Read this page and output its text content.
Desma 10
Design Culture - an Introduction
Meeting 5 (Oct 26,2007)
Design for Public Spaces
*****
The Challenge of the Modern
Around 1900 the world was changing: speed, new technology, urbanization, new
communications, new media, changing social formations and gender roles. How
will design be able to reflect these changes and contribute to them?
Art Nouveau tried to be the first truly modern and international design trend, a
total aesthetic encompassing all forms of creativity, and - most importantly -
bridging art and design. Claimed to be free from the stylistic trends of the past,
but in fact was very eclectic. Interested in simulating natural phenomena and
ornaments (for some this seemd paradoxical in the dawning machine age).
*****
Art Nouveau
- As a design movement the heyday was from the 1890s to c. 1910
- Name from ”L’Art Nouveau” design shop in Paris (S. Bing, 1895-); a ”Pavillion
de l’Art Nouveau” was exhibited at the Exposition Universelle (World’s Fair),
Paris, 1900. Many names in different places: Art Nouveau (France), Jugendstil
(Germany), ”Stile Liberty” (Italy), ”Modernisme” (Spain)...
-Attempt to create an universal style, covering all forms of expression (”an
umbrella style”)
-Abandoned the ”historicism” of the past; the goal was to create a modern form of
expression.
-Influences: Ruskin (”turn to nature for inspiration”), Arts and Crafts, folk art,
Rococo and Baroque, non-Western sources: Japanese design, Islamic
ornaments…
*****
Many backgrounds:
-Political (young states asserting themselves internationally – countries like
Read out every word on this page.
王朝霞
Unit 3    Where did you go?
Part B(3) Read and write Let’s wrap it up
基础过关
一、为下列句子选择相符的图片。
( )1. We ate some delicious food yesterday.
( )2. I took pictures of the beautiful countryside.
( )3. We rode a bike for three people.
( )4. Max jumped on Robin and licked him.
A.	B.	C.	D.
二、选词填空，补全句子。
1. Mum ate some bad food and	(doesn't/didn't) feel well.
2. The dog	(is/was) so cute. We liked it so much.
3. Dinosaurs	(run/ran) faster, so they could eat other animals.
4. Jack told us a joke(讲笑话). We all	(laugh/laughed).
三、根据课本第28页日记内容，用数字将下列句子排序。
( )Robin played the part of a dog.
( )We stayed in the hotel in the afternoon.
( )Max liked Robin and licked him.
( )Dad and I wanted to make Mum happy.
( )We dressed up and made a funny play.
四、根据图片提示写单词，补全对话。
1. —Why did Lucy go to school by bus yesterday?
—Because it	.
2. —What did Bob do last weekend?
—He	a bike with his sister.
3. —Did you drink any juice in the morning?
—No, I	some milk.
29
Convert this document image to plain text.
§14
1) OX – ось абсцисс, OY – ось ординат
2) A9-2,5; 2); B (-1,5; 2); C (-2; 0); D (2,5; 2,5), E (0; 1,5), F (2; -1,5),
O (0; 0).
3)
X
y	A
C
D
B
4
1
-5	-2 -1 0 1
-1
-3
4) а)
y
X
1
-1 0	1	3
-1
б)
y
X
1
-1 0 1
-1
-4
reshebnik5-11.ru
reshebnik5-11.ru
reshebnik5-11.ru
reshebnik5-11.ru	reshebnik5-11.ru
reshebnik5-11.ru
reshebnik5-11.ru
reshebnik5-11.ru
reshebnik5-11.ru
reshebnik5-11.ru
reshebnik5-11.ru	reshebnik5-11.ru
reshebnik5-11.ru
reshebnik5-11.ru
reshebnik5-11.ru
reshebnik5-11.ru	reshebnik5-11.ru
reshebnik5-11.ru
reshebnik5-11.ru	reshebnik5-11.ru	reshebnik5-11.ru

+---+

● **EXERCISE TASK**
Lines that hold the word "food" are the ones to return, every one of them.

● **TASK RESPONSE**
( )1. We ate some delicious food yesterday.
1. Mum ate some bad food and	(doesn't/didn't) feel well.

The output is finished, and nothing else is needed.